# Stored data
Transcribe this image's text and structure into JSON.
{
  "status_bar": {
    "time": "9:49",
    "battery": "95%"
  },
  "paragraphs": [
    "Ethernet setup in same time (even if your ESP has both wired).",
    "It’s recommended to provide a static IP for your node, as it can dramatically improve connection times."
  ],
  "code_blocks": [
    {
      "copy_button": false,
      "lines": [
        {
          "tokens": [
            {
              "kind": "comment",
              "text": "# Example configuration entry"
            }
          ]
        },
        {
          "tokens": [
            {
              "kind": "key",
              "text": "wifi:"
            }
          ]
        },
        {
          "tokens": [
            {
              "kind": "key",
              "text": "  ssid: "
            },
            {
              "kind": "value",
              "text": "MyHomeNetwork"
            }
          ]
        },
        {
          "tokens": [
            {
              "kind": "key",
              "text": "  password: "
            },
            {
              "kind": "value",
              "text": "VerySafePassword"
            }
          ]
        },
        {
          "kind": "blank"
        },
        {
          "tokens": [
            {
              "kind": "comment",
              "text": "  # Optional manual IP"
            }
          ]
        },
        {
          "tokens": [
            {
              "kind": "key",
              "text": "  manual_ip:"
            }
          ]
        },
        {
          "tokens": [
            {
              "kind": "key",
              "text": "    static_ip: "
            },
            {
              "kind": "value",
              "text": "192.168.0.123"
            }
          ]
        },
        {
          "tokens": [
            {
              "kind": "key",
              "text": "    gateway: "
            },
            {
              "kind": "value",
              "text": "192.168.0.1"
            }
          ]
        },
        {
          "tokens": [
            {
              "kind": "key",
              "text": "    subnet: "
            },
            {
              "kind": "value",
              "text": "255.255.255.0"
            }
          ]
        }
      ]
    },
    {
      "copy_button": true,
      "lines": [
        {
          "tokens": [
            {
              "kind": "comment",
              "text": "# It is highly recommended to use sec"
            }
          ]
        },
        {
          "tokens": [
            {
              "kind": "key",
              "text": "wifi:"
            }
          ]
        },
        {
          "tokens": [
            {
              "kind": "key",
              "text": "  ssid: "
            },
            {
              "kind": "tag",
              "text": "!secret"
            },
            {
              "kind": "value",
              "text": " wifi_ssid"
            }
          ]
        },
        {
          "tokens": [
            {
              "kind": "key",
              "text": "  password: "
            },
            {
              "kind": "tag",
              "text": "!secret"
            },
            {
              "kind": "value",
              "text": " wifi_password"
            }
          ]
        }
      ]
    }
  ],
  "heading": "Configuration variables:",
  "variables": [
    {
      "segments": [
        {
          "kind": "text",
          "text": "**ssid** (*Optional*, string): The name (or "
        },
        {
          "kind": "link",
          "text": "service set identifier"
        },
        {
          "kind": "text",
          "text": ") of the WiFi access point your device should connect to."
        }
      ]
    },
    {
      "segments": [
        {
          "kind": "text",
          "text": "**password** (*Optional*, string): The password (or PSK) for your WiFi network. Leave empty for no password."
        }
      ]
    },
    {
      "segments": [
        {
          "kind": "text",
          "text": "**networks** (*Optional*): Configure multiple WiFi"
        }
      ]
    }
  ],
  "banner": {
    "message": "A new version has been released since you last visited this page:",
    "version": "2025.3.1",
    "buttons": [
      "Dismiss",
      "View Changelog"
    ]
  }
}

# Problem to work on
Which lines hold the word "Optional"? Return all of them from the records above.

# Reply to the exercise
              "text": "  # Optional manual IP"
          "text": "**ssid** (*Optional*, string): The name (or "
          "text": "**password** (*Optional*, string): The password (or PSK) for your WiFi network. Leave empty for no password."
          "text": "**networks** (*Optional*): Configure multiple WiFi"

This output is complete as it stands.